Problem statement |
Scan the material and copy every line in which "Tile" appears.

Stored data

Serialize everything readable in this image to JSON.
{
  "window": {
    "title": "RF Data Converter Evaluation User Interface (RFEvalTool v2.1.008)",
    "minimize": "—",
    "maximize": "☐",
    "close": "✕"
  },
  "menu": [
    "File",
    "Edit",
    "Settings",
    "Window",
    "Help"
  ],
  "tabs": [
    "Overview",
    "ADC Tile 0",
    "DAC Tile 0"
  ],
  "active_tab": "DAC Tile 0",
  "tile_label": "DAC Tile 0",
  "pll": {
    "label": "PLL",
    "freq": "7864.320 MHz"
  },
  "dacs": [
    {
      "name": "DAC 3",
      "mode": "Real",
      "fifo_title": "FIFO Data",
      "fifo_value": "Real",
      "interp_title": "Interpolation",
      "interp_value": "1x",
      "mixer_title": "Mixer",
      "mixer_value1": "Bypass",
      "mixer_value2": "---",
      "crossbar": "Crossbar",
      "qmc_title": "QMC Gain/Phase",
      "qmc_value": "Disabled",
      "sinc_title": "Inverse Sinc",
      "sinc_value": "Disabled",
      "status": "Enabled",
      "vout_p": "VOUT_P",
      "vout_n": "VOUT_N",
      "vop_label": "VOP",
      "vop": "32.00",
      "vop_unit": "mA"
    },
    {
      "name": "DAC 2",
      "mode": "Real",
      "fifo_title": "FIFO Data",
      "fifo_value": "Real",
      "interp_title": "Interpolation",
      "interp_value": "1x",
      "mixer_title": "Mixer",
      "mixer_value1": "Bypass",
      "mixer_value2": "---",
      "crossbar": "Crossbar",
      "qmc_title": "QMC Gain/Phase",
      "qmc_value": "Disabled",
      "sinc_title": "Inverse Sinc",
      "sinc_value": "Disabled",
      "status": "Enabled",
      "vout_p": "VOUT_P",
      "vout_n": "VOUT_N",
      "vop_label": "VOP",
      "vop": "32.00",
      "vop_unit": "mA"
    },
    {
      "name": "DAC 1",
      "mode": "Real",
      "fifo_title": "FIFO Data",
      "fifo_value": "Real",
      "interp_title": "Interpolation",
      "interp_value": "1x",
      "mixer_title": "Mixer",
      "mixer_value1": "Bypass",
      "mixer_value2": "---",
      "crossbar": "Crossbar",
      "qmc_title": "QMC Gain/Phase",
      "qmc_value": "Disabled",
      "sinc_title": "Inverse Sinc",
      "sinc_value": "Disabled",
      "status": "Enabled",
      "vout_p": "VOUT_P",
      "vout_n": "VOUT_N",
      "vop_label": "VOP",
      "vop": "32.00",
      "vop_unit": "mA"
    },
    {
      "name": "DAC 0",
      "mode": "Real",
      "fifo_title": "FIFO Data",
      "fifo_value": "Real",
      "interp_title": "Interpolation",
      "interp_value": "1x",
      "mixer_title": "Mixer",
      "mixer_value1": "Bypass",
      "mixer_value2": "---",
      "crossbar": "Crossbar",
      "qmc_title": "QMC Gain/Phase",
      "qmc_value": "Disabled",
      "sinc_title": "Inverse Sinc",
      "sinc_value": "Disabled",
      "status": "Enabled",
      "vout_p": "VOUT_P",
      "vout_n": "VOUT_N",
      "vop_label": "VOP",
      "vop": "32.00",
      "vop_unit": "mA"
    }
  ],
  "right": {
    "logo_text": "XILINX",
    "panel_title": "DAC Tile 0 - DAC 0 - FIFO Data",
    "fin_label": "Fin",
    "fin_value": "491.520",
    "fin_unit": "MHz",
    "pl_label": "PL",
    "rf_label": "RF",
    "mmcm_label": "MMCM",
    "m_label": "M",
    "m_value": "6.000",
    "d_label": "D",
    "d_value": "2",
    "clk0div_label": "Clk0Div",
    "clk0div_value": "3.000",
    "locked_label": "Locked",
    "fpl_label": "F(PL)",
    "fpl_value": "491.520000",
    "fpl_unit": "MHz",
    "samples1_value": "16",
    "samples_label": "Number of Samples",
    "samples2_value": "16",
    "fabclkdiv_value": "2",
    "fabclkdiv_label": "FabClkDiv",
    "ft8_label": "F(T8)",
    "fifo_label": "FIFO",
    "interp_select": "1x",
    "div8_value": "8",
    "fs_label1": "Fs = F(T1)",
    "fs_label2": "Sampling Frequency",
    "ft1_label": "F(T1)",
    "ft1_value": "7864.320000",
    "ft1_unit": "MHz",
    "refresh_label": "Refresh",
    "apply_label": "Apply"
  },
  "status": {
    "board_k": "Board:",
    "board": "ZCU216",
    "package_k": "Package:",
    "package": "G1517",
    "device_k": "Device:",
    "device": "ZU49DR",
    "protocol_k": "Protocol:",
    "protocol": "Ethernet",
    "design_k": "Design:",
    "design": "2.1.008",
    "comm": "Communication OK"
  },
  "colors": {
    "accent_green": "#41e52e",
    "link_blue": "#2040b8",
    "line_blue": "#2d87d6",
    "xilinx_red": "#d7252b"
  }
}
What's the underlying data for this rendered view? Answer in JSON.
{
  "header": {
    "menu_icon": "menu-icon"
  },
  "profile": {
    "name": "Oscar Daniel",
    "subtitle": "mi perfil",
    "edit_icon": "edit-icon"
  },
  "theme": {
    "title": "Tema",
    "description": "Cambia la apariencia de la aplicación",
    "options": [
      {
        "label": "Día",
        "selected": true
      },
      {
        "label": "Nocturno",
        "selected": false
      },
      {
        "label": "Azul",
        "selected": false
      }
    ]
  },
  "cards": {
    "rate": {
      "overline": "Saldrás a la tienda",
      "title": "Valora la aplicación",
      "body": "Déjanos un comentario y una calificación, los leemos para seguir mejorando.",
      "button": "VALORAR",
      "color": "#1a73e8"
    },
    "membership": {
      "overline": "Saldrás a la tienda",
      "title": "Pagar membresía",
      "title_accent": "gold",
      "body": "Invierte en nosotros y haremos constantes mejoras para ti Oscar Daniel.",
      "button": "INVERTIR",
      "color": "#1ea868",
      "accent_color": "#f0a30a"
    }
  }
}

Task answer |
    "ADC Tile 0",
    "DAC Tile 0"
  "active_tab": "DAC Tile 0",
  "tile_label": "DAC Tile 0",
    "panel_title": "DAC Tile 0 - DAC 0 - FIFO Data",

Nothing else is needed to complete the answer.